## Problem:
Scan the material that follows. Copy every line containing the word "Week".

--- Start Data listing ---

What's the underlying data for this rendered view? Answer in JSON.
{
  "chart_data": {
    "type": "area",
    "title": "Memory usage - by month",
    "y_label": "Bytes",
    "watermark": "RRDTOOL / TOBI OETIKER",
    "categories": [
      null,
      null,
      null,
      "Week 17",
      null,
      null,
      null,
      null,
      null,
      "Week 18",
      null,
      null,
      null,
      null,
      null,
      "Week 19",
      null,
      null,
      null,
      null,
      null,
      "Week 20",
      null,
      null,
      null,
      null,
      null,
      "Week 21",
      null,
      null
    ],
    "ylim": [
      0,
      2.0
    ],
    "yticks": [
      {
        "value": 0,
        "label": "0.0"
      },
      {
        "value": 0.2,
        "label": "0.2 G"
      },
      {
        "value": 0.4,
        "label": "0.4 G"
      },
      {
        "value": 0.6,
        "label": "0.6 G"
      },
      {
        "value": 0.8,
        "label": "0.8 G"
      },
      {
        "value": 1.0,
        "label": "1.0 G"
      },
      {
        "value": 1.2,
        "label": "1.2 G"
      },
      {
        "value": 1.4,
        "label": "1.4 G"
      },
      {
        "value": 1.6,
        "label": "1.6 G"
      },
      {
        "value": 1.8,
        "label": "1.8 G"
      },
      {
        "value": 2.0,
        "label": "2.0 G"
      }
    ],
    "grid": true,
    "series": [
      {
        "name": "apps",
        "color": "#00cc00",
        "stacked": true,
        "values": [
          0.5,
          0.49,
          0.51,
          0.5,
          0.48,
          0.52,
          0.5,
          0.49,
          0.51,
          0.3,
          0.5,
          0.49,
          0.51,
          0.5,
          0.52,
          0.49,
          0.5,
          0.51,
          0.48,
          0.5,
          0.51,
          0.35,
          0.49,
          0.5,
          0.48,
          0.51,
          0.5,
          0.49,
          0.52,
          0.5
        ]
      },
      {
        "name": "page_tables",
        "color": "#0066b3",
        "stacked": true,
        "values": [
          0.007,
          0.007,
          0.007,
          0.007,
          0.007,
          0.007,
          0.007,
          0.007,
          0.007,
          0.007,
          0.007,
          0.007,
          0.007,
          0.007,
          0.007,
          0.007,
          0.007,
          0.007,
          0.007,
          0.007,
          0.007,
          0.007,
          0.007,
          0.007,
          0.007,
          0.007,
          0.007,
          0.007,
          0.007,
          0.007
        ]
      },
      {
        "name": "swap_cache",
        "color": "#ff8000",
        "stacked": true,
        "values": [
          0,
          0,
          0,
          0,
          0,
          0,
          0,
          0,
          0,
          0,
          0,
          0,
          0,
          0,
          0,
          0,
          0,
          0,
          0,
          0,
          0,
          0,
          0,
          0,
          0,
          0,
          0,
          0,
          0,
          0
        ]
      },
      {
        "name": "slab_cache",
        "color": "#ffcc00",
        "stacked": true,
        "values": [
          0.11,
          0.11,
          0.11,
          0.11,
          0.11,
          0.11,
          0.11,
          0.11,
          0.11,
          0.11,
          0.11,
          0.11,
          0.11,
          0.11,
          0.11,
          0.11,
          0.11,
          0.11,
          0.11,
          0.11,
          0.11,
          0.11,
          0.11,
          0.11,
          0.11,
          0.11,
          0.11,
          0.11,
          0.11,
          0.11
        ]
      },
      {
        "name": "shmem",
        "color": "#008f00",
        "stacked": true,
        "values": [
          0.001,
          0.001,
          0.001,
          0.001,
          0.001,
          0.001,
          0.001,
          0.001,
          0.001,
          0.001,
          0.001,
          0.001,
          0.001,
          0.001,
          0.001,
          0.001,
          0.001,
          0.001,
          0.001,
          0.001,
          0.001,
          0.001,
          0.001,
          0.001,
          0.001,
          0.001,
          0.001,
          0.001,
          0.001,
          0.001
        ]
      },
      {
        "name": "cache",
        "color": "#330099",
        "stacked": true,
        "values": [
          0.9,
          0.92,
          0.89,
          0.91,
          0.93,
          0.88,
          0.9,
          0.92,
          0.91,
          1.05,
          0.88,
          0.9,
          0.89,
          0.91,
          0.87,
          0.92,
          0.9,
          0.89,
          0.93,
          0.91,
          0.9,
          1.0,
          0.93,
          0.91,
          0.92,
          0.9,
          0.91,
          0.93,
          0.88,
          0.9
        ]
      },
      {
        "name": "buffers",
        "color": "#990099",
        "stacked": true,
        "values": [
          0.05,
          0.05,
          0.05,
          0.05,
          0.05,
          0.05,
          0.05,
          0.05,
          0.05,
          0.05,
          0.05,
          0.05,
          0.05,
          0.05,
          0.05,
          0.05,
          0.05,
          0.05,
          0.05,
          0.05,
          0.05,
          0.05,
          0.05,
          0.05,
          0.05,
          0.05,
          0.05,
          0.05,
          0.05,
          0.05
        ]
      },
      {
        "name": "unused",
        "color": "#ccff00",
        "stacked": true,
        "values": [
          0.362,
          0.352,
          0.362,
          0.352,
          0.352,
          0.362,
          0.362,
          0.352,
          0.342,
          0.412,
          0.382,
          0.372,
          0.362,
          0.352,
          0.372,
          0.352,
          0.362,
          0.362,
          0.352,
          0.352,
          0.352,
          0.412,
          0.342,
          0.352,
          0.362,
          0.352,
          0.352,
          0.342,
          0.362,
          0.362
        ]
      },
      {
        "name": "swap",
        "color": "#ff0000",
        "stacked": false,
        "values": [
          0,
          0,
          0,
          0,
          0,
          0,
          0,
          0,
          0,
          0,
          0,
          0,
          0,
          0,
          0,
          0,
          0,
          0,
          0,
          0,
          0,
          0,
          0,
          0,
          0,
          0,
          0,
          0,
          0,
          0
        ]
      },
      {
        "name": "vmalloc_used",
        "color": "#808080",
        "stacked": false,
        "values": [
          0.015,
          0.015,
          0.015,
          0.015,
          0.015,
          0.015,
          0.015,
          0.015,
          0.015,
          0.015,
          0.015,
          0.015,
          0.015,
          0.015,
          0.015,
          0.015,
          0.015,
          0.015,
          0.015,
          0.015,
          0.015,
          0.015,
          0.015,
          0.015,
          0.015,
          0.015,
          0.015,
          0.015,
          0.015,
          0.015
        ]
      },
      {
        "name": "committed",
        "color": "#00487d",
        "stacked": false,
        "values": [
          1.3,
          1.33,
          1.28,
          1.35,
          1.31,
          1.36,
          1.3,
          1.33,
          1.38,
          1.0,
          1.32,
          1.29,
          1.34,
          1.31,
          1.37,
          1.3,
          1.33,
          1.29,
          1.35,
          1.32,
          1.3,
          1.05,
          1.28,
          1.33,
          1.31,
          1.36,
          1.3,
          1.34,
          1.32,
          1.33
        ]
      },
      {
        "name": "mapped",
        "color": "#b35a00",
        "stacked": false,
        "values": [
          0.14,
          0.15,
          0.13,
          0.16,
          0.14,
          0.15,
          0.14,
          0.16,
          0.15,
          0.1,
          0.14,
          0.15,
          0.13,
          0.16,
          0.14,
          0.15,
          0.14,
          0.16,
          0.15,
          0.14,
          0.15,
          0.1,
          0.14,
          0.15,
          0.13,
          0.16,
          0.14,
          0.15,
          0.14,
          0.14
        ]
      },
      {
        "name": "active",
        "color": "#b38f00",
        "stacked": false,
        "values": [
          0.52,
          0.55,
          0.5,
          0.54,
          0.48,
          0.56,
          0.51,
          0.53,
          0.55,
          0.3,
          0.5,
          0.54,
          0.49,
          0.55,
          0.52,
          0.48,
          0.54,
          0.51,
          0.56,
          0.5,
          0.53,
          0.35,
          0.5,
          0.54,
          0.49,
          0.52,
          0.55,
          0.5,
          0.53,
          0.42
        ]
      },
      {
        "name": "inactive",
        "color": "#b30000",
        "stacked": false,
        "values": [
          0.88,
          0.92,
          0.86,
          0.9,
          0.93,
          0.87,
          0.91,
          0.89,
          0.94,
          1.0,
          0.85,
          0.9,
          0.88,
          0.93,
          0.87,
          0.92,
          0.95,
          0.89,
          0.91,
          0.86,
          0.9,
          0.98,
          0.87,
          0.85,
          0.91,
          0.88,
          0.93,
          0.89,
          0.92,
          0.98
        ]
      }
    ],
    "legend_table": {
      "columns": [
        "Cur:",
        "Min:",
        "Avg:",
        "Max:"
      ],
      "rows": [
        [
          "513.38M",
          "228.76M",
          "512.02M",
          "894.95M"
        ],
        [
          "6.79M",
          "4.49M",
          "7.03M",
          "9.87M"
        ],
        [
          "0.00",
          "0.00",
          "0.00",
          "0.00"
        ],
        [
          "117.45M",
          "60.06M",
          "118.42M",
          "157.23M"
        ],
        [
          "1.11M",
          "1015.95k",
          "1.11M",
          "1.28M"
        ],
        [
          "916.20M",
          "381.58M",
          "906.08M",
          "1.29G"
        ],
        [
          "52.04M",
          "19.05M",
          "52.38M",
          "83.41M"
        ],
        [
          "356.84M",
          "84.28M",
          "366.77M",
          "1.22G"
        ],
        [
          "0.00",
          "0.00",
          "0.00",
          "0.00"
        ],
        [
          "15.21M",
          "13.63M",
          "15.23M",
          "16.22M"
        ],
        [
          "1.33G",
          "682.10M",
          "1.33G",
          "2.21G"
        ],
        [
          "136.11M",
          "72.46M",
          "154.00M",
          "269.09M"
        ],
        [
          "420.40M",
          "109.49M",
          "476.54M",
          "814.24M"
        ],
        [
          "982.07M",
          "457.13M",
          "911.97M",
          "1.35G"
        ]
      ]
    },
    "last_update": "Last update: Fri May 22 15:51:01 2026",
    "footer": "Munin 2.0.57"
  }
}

--- End Data listing ---

## Reply:
      "Week 17",
      "Week 18",
      "Week 19",
      "Week 20",
      "Week 21",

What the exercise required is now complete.